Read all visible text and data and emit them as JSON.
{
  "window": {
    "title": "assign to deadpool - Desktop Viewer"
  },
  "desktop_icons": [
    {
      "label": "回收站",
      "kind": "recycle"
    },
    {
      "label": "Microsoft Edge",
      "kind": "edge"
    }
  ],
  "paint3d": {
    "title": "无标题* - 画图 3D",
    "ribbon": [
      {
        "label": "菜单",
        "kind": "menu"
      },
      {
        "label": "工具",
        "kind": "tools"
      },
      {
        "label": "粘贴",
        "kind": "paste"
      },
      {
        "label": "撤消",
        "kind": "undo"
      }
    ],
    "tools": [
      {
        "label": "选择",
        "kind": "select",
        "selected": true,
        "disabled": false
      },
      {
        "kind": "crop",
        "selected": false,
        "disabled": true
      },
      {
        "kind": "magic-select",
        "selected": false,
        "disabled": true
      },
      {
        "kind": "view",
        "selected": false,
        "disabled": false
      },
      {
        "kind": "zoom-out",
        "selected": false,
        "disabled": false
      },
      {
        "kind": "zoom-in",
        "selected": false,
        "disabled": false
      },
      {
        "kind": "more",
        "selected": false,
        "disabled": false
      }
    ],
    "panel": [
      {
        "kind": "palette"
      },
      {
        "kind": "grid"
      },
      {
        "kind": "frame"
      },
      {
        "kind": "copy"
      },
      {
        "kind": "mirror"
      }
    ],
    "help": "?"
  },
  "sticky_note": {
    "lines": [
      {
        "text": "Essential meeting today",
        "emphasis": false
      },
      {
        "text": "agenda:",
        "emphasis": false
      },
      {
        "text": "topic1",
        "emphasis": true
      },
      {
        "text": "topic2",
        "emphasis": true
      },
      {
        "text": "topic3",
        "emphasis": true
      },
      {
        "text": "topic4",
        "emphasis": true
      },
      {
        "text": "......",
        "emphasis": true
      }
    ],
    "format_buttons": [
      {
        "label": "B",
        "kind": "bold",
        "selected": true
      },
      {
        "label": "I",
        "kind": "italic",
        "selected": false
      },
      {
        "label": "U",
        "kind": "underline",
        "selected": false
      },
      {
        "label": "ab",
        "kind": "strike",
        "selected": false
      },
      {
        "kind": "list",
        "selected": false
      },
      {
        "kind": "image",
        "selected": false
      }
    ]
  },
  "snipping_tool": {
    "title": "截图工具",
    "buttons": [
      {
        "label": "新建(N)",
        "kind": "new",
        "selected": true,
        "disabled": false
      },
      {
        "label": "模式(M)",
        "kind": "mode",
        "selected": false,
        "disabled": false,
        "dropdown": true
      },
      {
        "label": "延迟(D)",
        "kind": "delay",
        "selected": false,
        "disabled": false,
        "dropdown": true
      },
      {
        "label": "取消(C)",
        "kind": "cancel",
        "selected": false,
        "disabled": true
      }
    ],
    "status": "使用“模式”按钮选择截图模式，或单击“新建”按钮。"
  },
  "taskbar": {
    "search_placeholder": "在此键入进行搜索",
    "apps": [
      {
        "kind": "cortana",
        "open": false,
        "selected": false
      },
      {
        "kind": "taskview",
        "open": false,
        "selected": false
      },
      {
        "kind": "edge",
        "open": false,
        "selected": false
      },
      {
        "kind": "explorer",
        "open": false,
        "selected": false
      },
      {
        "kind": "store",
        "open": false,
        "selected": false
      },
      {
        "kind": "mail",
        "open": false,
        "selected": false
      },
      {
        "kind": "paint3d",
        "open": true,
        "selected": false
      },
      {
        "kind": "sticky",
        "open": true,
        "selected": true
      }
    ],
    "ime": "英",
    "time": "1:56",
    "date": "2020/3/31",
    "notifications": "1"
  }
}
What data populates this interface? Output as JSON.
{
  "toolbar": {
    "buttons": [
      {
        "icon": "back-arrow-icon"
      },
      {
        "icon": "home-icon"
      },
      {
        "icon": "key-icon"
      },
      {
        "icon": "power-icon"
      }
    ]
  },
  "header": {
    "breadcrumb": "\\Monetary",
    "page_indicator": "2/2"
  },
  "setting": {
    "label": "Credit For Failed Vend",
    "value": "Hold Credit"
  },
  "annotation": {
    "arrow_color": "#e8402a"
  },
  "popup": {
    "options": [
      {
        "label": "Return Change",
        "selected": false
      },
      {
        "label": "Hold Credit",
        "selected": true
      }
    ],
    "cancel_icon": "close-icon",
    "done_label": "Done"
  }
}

§ Work required: Look through the material above and pick out each line holding the word "title".

§ Exercise output:
    "title": "assign to deadpool - Desktop Viewer"
    "title": "无标题* - 画图 3D",
    "title": "截图工具",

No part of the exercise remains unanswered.